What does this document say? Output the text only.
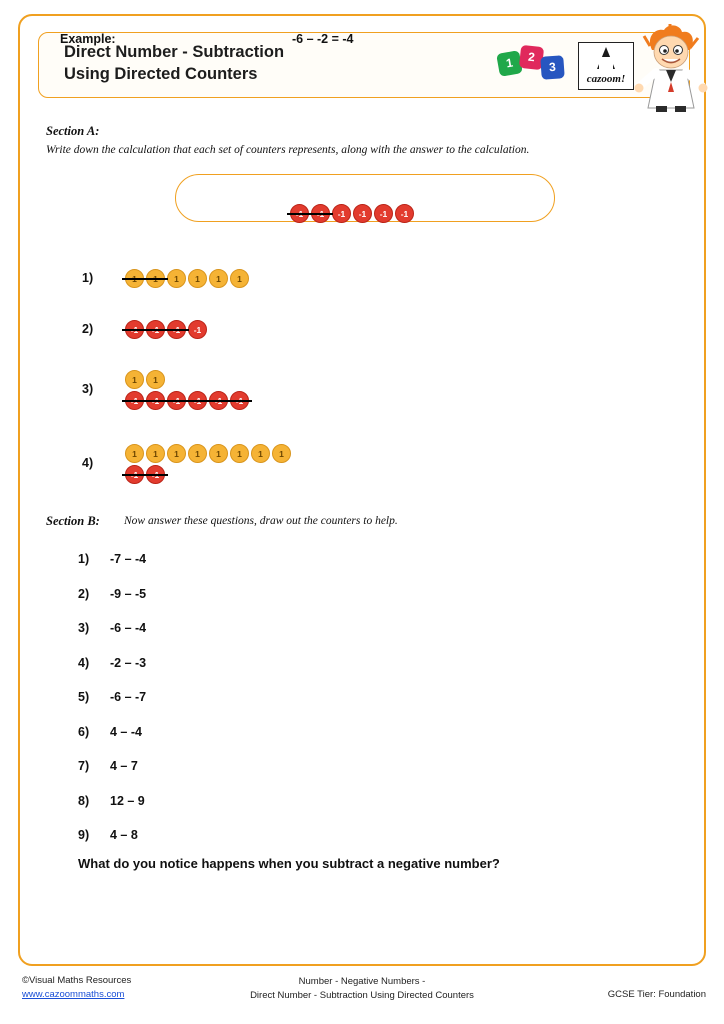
Direct Number - Subtraction
Using Directed Counters
1	2
3
cazoom!
Section A:
Write down the calculation that each set of counters represents, along with the answer to the calculation.
Example:	-6 – -2 = -4
Section B: Now answer these questions, draw out the counters to help.
What do you notice happens when you subtract a negative number?
-1	-1	-1	-1
1)	1	1	1	1
2)	-1
3)
1	1
4)
1	1	1	1	1	1	1	1
1)	-7 – -4
2)	-9 – -5
3)	-6 – -4
4)	-2 – -3
5)	-6 – -7
6)	4 – -4
7)	4 – 7
8)	12 – 9
9)	4 – 8
©Visual Maths Resources
www.cazoommaths.com
Number - Negative Numbers -
Direct Number - Subtraction Using Directed Counters	GCSE Tier: Foundation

────

Requirements. Reproduce each record above by retyping it exactly; omit all images.

Problem solution.
What does this document say? Output the text only.
Direct Number - Subtraction
Using Directed Counters
1	2
3
cazoom!
Section A:
Write down the calculation that each set of counters represents, along with the answer to the calculation.
Example:	-6 – -2 = -4
Section B: Now answer these questions, draw out the counters to help.
What do you notice happens when you subtract a negative number?
-1	-1	-1	-1
1)	1	1	1	1
2)	-1
3)
1	1
4)
1	1	1	1	1	1	1	1
1)	-7 – -4
2)	-9 – -5
3)	-6 – -4
4)	-2 – -3
5)	-6 – -7
6)	4 – -4
7)	4 – 7
8)	12 – 9
9)	4 – 8
©Visual Maths Resources
www.cazoommaths.com
Number - Negative Numbers -
Direct Number - Subtraction Using Directed Counters	GCSE Tier: Foundation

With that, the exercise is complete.